#### Supplied entries
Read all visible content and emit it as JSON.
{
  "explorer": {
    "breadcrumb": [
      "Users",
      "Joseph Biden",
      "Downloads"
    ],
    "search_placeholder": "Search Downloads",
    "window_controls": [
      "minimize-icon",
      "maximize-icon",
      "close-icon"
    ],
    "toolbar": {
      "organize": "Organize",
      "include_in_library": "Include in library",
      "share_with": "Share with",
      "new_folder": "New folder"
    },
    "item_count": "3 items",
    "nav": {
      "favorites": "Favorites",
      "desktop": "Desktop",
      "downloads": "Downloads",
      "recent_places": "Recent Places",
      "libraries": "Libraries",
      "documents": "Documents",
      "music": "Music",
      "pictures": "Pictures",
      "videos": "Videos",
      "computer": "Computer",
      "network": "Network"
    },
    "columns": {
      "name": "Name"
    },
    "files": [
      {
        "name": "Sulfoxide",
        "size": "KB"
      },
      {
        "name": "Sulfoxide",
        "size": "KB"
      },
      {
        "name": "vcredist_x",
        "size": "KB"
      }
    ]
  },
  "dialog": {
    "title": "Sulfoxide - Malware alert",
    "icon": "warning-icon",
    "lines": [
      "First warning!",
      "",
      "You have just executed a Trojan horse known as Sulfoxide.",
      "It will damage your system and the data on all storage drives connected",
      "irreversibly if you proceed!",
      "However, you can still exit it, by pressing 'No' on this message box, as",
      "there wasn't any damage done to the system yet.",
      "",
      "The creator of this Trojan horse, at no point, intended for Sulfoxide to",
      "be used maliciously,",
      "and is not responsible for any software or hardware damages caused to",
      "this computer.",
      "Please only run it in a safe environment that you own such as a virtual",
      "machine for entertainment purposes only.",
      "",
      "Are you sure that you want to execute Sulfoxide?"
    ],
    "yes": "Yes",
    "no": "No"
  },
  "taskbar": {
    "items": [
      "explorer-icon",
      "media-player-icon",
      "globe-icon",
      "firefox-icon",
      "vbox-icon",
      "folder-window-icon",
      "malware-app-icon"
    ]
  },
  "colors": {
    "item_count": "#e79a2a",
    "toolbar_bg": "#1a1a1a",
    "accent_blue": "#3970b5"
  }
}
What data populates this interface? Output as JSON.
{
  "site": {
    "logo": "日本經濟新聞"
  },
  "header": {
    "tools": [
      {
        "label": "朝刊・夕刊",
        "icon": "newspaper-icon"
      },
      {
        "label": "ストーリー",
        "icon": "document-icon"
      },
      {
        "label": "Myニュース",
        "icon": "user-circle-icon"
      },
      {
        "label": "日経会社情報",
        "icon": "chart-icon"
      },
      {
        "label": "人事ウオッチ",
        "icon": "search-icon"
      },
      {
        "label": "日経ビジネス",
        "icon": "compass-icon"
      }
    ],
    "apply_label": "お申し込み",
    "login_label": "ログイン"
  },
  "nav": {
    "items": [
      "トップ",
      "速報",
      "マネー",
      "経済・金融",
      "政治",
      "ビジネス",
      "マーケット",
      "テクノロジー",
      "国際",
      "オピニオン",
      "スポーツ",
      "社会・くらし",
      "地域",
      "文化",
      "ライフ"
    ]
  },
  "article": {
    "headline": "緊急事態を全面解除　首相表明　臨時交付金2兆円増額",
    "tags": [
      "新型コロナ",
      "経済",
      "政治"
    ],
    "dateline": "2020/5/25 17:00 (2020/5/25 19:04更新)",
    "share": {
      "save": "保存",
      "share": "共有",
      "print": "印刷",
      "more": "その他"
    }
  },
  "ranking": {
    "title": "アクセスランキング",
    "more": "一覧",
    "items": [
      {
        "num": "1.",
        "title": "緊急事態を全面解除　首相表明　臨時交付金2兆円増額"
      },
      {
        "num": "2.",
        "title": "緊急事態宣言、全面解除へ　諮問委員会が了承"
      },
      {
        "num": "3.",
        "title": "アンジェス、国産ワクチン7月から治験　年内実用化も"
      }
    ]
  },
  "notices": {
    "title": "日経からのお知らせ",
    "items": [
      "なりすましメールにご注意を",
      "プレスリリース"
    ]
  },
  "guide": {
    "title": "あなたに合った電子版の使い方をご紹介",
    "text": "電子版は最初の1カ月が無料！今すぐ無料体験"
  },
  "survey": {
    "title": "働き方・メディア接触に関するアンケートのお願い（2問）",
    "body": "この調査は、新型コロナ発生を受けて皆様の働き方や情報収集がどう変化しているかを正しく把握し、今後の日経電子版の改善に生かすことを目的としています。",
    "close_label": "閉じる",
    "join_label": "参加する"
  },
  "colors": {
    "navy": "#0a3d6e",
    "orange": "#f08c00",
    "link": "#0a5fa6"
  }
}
########
◆ What you should do
Find the lines containing "首相表明" and pull them out.

◆ Result for this exercise
    "headline": "緊急事態を全面解除　首相表明　臨時交付金2兆円増額",
        "title": "緊急事態を全面解除　首相表明　臨時交付金2兆円増額"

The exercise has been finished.